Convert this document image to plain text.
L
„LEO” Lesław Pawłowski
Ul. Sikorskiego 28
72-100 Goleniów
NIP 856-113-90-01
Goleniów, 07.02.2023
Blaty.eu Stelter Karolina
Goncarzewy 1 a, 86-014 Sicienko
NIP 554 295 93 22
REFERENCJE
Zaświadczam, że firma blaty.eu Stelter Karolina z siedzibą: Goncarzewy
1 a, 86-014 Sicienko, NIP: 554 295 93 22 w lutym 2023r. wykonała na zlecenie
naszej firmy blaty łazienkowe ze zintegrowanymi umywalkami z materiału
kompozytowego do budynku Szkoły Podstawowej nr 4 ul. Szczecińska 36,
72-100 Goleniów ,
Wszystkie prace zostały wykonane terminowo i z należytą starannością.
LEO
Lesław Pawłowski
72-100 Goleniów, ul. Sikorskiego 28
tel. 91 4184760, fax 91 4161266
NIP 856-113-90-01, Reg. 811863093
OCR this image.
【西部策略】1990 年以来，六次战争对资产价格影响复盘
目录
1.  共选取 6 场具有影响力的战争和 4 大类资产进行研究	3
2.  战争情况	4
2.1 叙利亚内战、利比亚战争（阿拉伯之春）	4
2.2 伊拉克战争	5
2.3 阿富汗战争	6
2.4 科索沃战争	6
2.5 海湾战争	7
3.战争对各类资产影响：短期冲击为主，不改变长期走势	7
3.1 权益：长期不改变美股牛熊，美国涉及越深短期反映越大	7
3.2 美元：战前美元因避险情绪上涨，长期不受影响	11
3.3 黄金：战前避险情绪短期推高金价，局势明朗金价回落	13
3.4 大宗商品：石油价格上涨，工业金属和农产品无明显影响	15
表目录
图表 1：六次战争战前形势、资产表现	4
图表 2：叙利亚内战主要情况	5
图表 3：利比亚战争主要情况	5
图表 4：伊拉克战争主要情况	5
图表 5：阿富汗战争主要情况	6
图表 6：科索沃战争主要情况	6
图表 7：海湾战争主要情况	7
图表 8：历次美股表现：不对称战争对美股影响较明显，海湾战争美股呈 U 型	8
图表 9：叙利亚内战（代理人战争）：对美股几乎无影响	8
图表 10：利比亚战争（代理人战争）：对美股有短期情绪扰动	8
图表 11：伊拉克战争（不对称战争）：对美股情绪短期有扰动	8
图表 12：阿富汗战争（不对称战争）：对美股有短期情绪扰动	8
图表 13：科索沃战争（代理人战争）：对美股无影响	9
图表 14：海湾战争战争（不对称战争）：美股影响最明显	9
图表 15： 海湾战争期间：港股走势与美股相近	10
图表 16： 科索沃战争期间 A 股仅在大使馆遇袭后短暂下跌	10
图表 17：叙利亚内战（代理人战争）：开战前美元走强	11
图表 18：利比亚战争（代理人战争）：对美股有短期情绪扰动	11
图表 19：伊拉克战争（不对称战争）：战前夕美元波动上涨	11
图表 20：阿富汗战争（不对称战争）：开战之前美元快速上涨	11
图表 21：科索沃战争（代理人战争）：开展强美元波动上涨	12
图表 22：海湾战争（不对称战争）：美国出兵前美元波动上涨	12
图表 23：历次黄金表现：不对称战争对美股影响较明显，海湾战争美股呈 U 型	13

-----

▶ GOAL
Copy each line of the records above that carries the word "对美股有短期情绪扰动".

▶ CORRECT ANSWER
图表 10：利比亚战争（代理人战争）：对美股有短期情绪扰动	8
图表 12：阿富汗战争（不对称战争）：对美股有短期情绪扰动	8
图表 18：利比亚战争（代理人战争）：对美股有短期情绪扰动	11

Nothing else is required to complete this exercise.